• _THE TASK_
Copy out the complete listing, word for word.

• _EXTRACTED RECORDS_
— Begin —

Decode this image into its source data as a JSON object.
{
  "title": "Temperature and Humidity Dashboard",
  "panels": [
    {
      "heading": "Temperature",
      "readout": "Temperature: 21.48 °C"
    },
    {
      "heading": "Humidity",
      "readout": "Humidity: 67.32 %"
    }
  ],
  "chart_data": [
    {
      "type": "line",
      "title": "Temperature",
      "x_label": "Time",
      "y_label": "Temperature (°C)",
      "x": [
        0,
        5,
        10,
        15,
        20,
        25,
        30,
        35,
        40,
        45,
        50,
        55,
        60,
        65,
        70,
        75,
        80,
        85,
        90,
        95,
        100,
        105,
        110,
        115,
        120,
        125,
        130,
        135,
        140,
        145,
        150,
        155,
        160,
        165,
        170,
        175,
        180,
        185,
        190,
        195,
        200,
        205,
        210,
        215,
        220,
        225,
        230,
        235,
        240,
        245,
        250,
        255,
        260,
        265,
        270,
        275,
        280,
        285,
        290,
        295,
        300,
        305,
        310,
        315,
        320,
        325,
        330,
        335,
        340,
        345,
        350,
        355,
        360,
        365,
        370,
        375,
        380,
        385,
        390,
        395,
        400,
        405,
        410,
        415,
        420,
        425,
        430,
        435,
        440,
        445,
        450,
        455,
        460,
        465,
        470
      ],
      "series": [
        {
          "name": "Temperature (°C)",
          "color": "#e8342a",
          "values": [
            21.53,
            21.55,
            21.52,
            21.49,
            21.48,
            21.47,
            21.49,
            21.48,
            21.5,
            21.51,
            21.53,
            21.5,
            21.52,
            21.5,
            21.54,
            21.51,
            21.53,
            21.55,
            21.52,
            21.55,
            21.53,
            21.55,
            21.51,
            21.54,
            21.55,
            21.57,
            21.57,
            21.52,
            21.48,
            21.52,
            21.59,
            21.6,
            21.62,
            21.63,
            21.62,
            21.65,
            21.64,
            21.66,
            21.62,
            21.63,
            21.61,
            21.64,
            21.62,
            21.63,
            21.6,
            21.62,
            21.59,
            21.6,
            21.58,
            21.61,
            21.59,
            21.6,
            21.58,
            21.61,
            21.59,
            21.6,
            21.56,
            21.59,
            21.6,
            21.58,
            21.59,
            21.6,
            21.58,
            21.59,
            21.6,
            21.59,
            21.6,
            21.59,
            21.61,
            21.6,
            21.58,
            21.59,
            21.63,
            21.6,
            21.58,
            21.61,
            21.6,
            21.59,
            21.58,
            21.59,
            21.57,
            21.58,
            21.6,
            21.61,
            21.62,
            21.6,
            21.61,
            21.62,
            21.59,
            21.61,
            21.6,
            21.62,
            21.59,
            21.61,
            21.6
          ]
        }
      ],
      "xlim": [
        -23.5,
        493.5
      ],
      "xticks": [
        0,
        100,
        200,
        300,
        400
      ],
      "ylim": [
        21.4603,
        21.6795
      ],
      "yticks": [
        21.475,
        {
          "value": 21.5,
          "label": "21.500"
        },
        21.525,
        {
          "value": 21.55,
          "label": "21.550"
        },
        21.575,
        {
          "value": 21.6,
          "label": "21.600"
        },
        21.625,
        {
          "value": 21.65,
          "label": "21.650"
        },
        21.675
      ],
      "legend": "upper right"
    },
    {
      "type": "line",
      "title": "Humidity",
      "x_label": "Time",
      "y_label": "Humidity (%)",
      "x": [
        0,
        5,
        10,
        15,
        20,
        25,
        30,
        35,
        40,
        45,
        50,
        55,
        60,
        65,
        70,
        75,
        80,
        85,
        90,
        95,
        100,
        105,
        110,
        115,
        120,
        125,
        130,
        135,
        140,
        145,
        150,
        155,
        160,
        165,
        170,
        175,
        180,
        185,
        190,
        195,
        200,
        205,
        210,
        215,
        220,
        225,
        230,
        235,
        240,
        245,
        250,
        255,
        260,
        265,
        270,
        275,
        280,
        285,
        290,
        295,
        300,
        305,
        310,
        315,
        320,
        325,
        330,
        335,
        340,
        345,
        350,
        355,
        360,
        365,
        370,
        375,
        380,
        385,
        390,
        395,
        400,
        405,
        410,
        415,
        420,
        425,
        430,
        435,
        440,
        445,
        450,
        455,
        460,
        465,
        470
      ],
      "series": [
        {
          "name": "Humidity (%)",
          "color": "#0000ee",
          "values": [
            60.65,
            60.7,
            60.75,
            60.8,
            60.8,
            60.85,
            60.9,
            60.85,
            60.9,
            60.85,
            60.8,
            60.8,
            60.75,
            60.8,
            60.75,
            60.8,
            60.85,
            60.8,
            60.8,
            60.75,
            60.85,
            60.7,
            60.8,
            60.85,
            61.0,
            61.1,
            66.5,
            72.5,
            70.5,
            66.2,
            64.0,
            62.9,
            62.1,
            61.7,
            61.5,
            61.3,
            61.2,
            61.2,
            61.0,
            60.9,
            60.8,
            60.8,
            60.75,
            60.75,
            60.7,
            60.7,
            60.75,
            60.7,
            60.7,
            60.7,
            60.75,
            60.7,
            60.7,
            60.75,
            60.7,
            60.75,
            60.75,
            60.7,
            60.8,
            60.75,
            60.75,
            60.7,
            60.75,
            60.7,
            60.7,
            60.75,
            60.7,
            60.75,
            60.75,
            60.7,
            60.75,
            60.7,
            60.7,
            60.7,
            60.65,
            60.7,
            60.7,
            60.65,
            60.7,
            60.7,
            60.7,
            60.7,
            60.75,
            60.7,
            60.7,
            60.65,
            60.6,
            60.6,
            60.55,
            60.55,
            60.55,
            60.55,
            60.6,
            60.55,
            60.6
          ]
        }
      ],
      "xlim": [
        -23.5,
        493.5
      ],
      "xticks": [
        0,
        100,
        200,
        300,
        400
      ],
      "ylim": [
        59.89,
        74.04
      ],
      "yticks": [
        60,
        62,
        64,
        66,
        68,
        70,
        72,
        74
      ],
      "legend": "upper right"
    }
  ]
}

— End —

• _ANSWER TO THIS EXERCISE_
Decode this image into its source data as a JSON object.
{
  "title": "Temperature and Humidity Dashboard",
  "panels": [
    {
      "heading": "Temperature",
      "readout": "Temperature: 21.48 °C"
    },
    {
      "heading": "Humidity",
      "readout": "Humidity: 67.32 %"
    }
  ],
  "chart_data": [
    {
      "type": "line",
      "title": "Temperature",
      "x_label": "Time",
      "y_label": "Temperature (°C)",
      "x": [
        0,
        5,
        10,
        15,
        20,
        25,
        30,
        35,
        40,
        45,
        50,
        55,
        60,
        65,
        70,
        75,
        80,
        85,
        90,
        95,
        100,
        105,
        110,
        115,
        120,
        125,
        130,
        135,
        140,
        145,
        150,
        155,
        160,
        165,
        170,
        175,
        180,
        185,
        190,
        195,
        200,
        205,
        210,
        215,
        220,
        225,
        230,
        235,
        240,
        245,
        250,
        255,
        260,
        265,
        270,
        275,
        280,
        285,
        290,
        295,
        300,
        305,
        310,
        315,
        320,
        325,
        330,
        335,
        340,
        345,
        350,
        355,
        360,
        365,
        370,
        375,
        380,
        385,
        390,
        395,
        400,
        405,
        410,
        415,
        420,
        425,
        430,
        435,
        440,
        445,
        450,
        455,
        460,
        465,
        470
      ],
      "series": [
        {
          "name": "Temperature (°C)",
          "color": "#e8342a",
          "values": [
            21.53,
            21.55,
            21.52,
            21.49,
            21.48,
            21.47,
            21.49,
            21.48,
            21.5,
            21.51,
            21.53,
            21.5,
            21.52,
            21.5,
            21.54,
            21.51,
            21.53,
            21.55,
            21.52,
            21.55,
            21.53,
            21.55,
            21.51,
            21.54,
            21.55,
            21.57,
            21.57,
            21.52,
            21.48,
            21.52,
            21.59,
            21.6,
            21.62,
            21.63,
            21.62,
            21.65,
            21.64,
            21.66,
            21.62,
            21.63,
            21.61,
            21.64,
            21.62,
            21.63,
            21.6,
            21.62,
            21.59,
            21.6,
            21.58,
            21.61,
            21.59,
            21.6,
            21.58,
            21.61,
            21.59,
            21.6,
            21.56,
            21.59,
            21.6,
            21.58,
            21.59,
            21.6,
            21.58,
            21.59,
            21.6,
            21.59,
            21.6,
            21.59,
            21.61,
            21.6,
            21.58,
            21.59,
            21.63,
            21.6,
            21.58,
            21.61,
            21.6,
            21.59,
            21.58,
            21.59,
            21.57,
            21.58,
            21.6,
            21.61,
            21.62,
            21.6,
            21.61,
            21.62,
            21.59,
            21.61,
            21.6,
            21.62,
            21.59,
            21.61,
            21.6
          ]
        }
      ],
      "xlim": [
        -23.5,
        493.5
      ],
      "xticks": [
        0,
        100,
        200,
        300,
        400
      ],
      "ylim": [
        21.4603,
        21.6795
      ],
      "yticks": [
        21.475,
        {
          "value": 21.5,
          "label": "21.500"
        },
        21.525,
        {
          "value": 21.55,
          "label": "21.550"
        },
        21.575,
        {
          "value": 21.6,
          "label": "21.600"
        },
        21.625,
        {
          "value": 21.65,
          "label": "21.650"
        },
        21.675
      ],
      "legend": "upper right"
    },
    {
      "type": "line",
      "title": "Humidity",
      "x_label": "Time",
      "y_label": "Humidity (%)",
      "x": [
        0,
        5,
        10,
        15,
        20,
        25,
        30,
        35,
        40,
        45,
        50,
        55,
        60,
        65,
        70,
        75,
        80,
        85,
        90,
        95,
        100,
        105,
        110,
        115,
        120,
        125,
        130,
        135,
        140,
        145,
        150,
        155,
        160,
        165,
        170,
        175,
        180,
        185,
        190,
        195,
        200,
        205,
        210,
        215,
        220,
        225,
        230,
        235,
        240,
        245,
        250,
        255,
        260,
        265,
        270,
        275,
        280,
        285,
        290,
        295,
        300,
        305,
        310,
        315,
        320,
        325,
        330,
        335,
        340,
        345,
        350,
        355,
        360,
        365,
        370,
        375,
        380,
        385,
        390,
        395,
        400,
        405,
        410,
        415,
        420,
        425,
        430,
        435,
        440,
        445,
        450,
        455,
        460,
        465,
        470
      ],
      "series": [
        {
          "name": "Humidity (%)",
          "color": "#0000ee",
          "values": [
            60.65,
            60.7,
            60.75,
            60.8,
            60.8,
            60.85,
            60.9,
            60.85,
            60.9,
            60.85,
            60.8,
            60.8,
            60.75,
            60.8,
            60.75,
            60.8,
            60.85,
            60.8,
            60.8,
            60.75,
            60.85,
            60.7,
            60.8,
            60.85,
            61.0,
            61.1,
            66.5,
            72.5,
            70.5,
            66.2,
            64.0,
            62.9,
            62.1,
            61.7,
            61.5,
            61.3,
            61.2,
            61.2,
            61.0,
            60.9,
            60.8,
            60.8,
            60.75,
            60.75,
            60.7,
            60.7,
            60.75,
            60.7,
            60.7,
            60.7,
            60.75,
            60.7,
            60.7,
            60.75,
            60.7,
            60.75,
            60.75,
            60.7,
            60.8,
            60.75,
            60.75,
            60.7,
            60.75,
            60.7,
            60.7,
            60.75,
            60.7,
            60.75,
            60.75,
            60.7,
            60.75,
            60.7,
            60.7,
            60.7,
            60.65,
            60.7,
            60.7,
            60.65,
            60.7,
            60.7,
            60.7,
            60.7,
            60.75,
            60.7,
            60.7,
            60.65,
            60.6,
            60.6,
            60.55,
            60.55,
            60.55,
            60.55,
            60.6,
            60.55,
            60.6
          ]
        }
      ],
      "xlim": [
        -23.5,
        493.5
      ],
      "xticks": [
        0,
        100,
        200,
        300,
        400
      ],
      "ylim": [
        59.89,
        74.04
      ],
      "yticks": [
        60,
        62,
        64,
        66,
        68,
        70,
        72,
        74
      ],
      "legend": "upper right"
    }
  ]
}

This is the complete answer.